GIVEN EXERCISE> Repeat the records in full and exactly, omitting pictures.

——————————

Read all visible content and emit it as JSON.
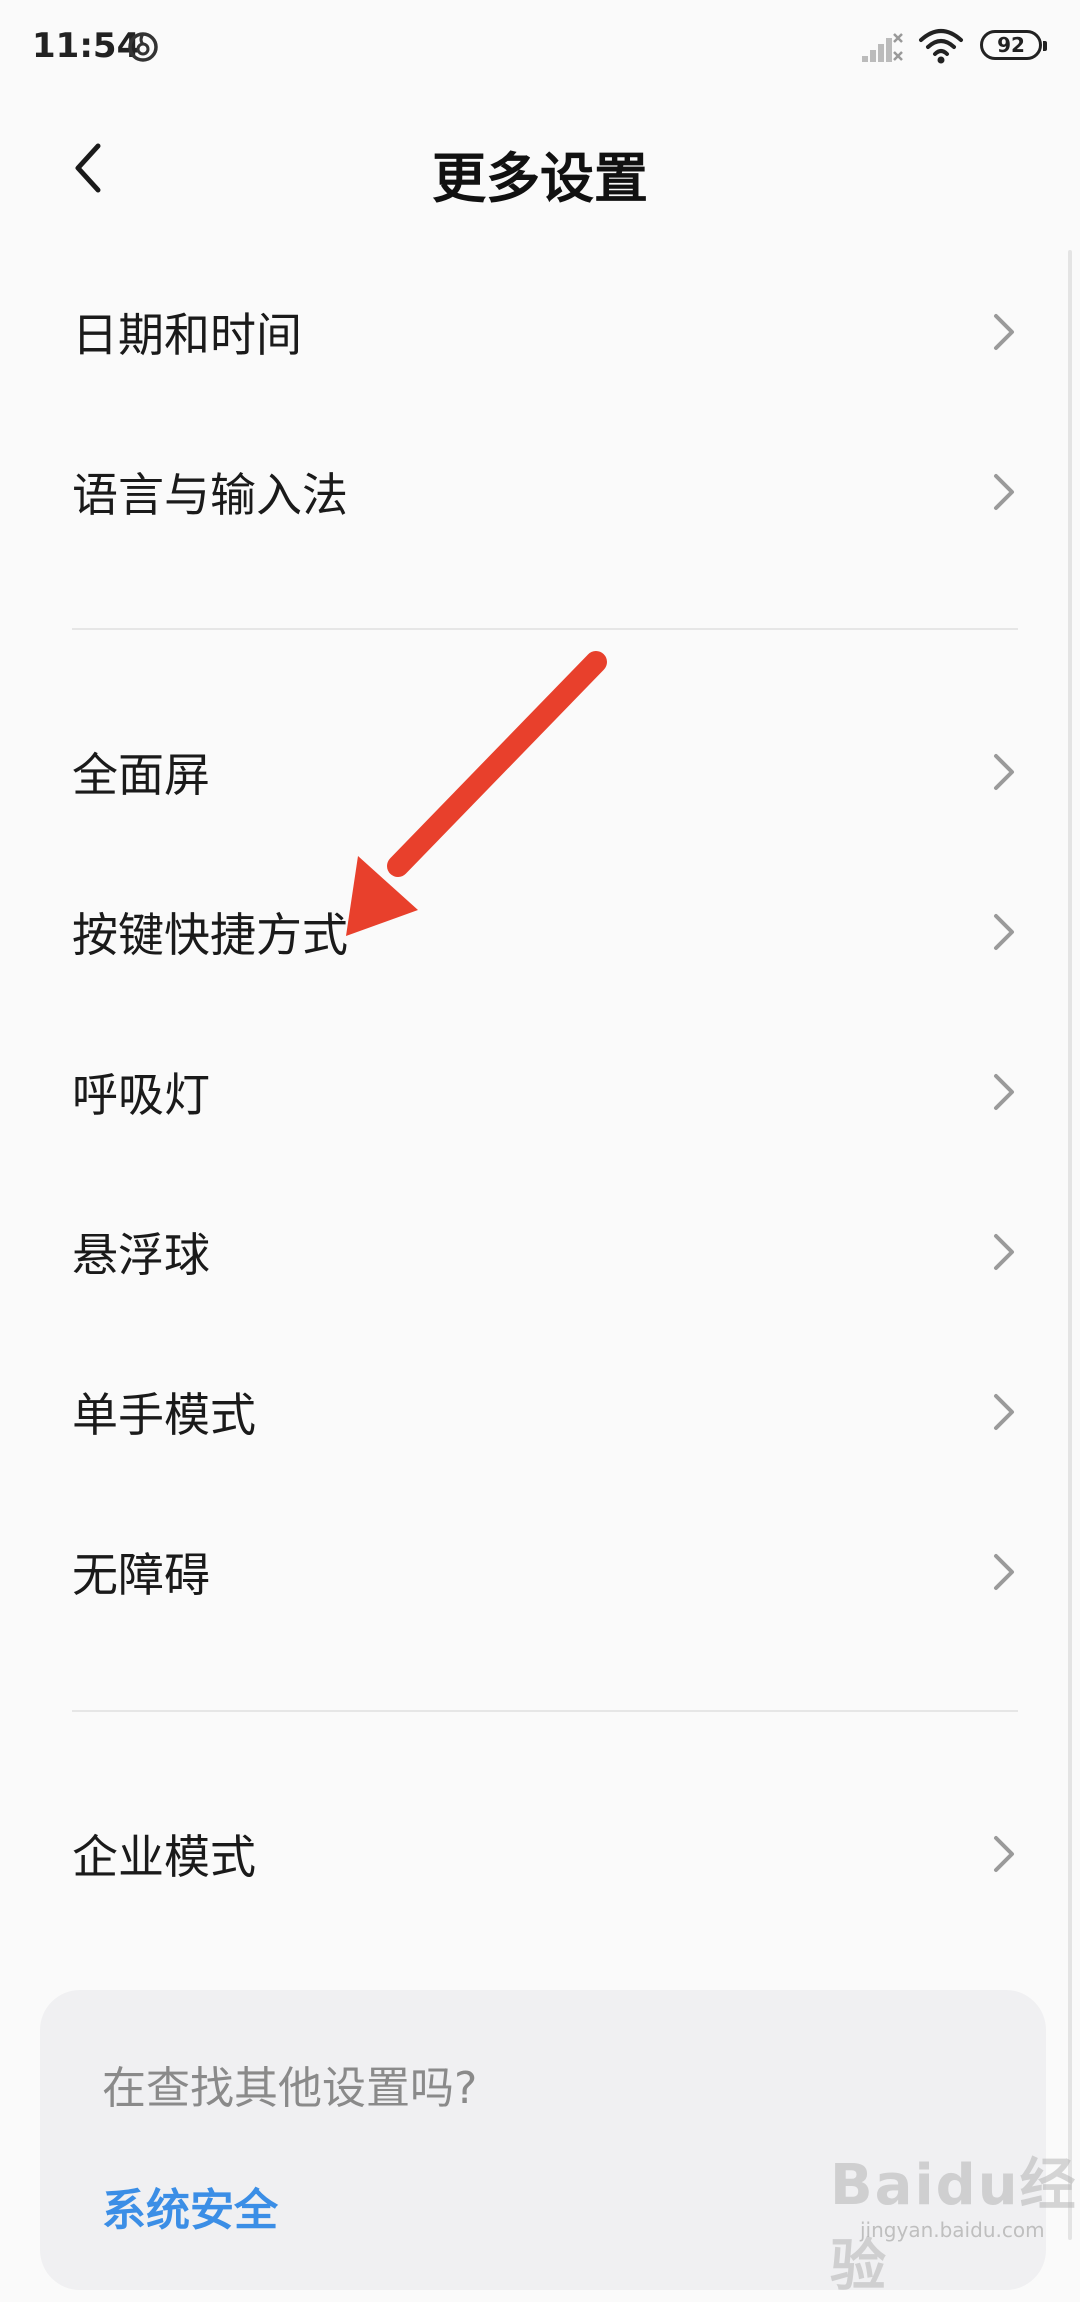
{
  "status_bar": {
    "time": "11:54",
    "battery": "92",
    "icons": [
      "app-notification-icon",
      "signal-off-icon",
      "wifi-icon",
      "battery-icon"
    ]
  },
  "header": {
    "title": "更多设置",
    "back_icon": "chevron-left-icon"
  },
  "sections": [
    {
      "items": [
        {
          "label": "日期和时间"
        },
        {
          "label": "语言与输入法"
        }
      ]
    },
    {
      "items": [
        {
          "label": "全面屏"
        },
        {
          "label": "按键快捷方式"
        },
        {
          "label": "呼吸灯"
        },
        {
          "label": "悬浮球"
        },
        {
          "label": "单手模式"
        },
        {
          "label": "无障碍"
        }
      ]
    },
    {
      "items": [
        {
          "label": "企业模式"
        }
      ]
    }
  ],
  "suggestion_card": {
    "title": "在查找其他设置吗?",
    "link": "系统安全"
  },
  "annotation": {
    "color": "#e8402c",
    "target": "按键快捷方式"
  },
  "watermark": {
    "text": "Baidu经验",
    "sub": "jingyan.baidu.com"
  }
}
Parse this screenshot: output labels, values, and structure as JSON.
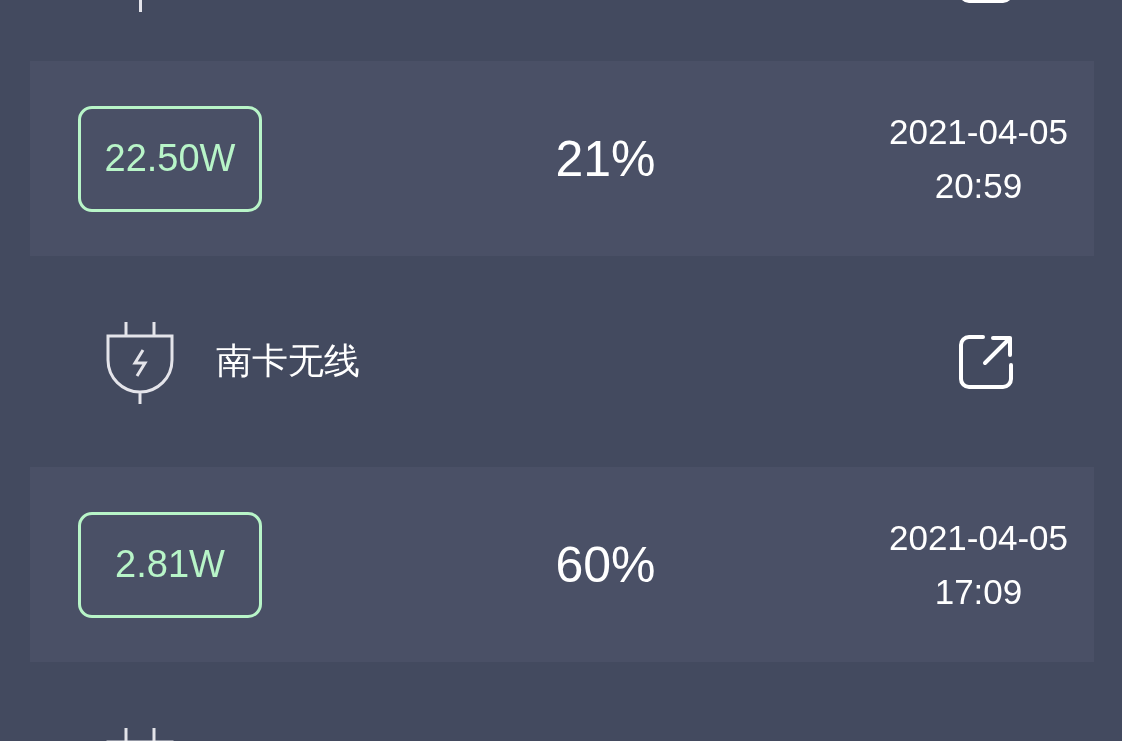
{
  "devices": [
    {
      "power": "22.50W",
      "percent": "21%",
      "date": "2021-04-05",
      "time": "20:59"
    },
    {
      "name": "南卡无线",
      "power": "2.81W",
      "percent": "60%",
      "date": "2021-04-05",
      "time": "17:09"
    }
  ]
}
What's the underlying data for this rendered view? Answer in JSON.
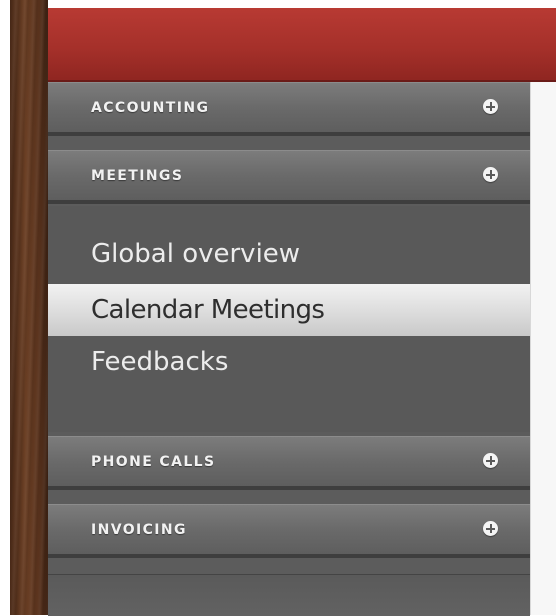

——————————

CORRECT OUTPUT>
Read all visible content and emit it as JSON.
{
  "status_bar": {
    "time": "11:54",
    "battery": "92",
    "icons": [
      "app-notification-icon",
      "signal-off-icon",
      "wifi-icon",
      "battery-icon"
    ]
  },
  "header": {
    "title": "更多设置",
    "back_icon": "chevron-left-icon"
  },
  "sections": [
    {
      "items": [
        {
          "label": "日期和时间"
        },
        {
          "label": "语言与输入法"
        }
      ]
    },
    {
      "items": [
        {
          "label": "全面屏"
        },
        {
          "label": "按键快捷方式"
        },
        {
          "label": "呼吸灯"
        },
        {
          "label": "悬浮球"
        },
        {
          "label": "单手模式"
        },
        {
          "label": "无障碍"
        }
      ]
    },
    {
      "items": [
        {
          "label": "企业模式"
        }
      ]
    }
  ],
  "suggestion_card": {
    "title": "在查找其他设置吗?",
    "link": "系统安全"
  },
  "annotation": {
    "color": "#e8402c",
    "target": "按键快捷方式"
  },
  "watermark": {
    "text": "Baidu经验",
    "sub": "jingyan.baidu.com"
  }
}
Parse this screenshot: output labels, values, and structure as JSON.
{
  "devices": [
    {
      "power": "22.50W",
      "percent": "21%",
      "date": "2021-04-05",
      "time": "20:59"
    },
    {
      "name": "南卡无线",
      "power": "2.81W",
      "percent": "60%",
      "date": "2021-04-05",
      "time": "17:09"
    }
  ]
}
What's the underlying data for this rendered view? Answer in JSON.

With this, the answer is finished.